* _What is being asked_: Copy nothing but the text: reproduce each line of the listing exactly and leave the pictures out.

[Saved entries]
--
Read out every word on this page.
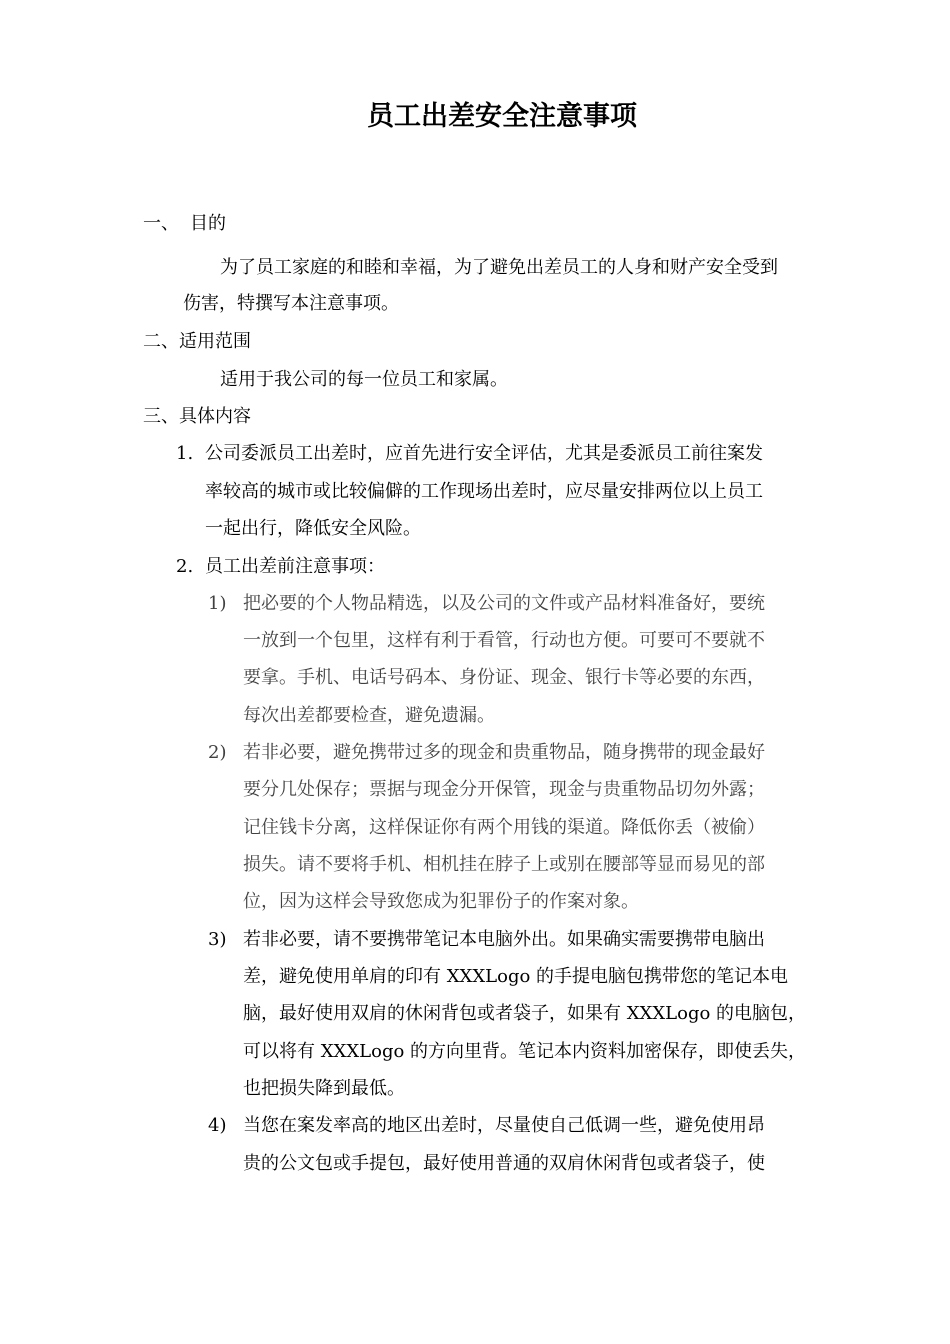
员工出差安全注意事项
一、 目的
为了员工家庭的和睦和幸福，为了避免出差员工的人身和财产安全受到
伤害，特撰写本注意事项。
二、适用范围
适用于我公司的每一位员工和家属。
三、具体内容
1. 公司委派员工出差时，应首先进行安全评估，尤其是委派员工前往案发
率较高的城市或比较偏僻的工作现场出差时，应尽量安排两位以上员工
一起出行，降低安全风险。
2. 员工出差前注意事项：
1) 把必要的个人物品精选，以及公司的文件或产品材料准备好，要统
一放到一个包里，这样有利于看管，行动也方便。可要可不要就不
要拿。手机、电话号码本、身份证、现金、银行卡等必要的东西，
每次出差都要检查，避免遗漏。
2) 若非必要，避免携带过多的现金和贵重物品，随身携带的现金最好
要分几处保存；票据与现金分开保管，现金与贵重物品切勿外露；
记住钱卡分离，这样保证你有两个用钱的渠道。降低你丢（被偷）
损失。请不要将手机、相机挂在脖子上或别在腰部等显而易见的部
位，因为这样会导致您成为犯罪份子的作案对象。
3) 若非必要，请不要携带笔记本电脑外出。如果确实需要携带电脑出
差，避免使用单肩的印有 XXXLogo 的手提电脑包携带您的笔记本电
脑，最好使用双肩的休闲背包或者袋子，如果有 XXXLogo 的电脑包，
可以将有 XXXLogo 的方向里背。笔记本内资料加密保存，即使丢失，
也把损失降到最低。
4) 当您在案发率高的地区出差时，尽量使自己低调一些，避免使用昂
贵的公文包或手提包，最好使用普通的双肩休闲背包或者袋子，使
--
* _Response to this exercise_:
Read out every word on this page.
员工出差安全注意事项
一、 目的
为了员工家庭的和睦和幸福，为了避免出差员工的人身和财产安全受到
伤害，特撰写本注意事项。
二、适用范围
适用于我公司的每一位员工和家属。
三、具体内容
1. 公司委派员工出差时，应首先进行安全评估，尤其是委派员工前往案发
率较高的城市或比较偏僻的工作现场出差时，应尽量安排两位以上员工
一起出行，降低安全风险。
2. 员工出差前注意事项：
1) 把必要的个人物品精选，以及公司的文件或产品材料准备好，要统
一放到一个包里，这样有利于看管，行动也方便。可要可不要就不
要拿。手机、电话号码本、身份证、现金、银行卡等必要的东西，
每次出差都要检查，避免遗漏。
2) 若非必要，避免携带过多的现金和贵重物品，随身携带的现金最好
要分几处保存；票据与现金分开保管，现金与贵重物品切勿外露；
记住钱卡分离，这样保证你有两个用钱的渠道。降低你丢（被偷）
损失。请不要将手机、相机挂在脖子上或别在腰部等显而易见的部
位，因为这样会导致您成为犯罪份子的作案对象。
3) 若非必要，请不要携带笔记本电脑外出。如果确实需要携带电脑出
差，避免使用单肩的印有 XXXLogo 的手提电脑包携带您的笔记本电
脑，最好使用双肩的休闲背包或者袋子，如果有 XXXLogo 的电脑包，
可以将有 XXXLogo 的方向里背。笔记本内资料加密保存，即使丢失，
也把损失降到最低。
4) 当您在案发率高的地区出差时，尽量使自己低调一些，避免使用昂
贵的公文包或手提包，最好使用普通的双肩休闲背包或者袋子，使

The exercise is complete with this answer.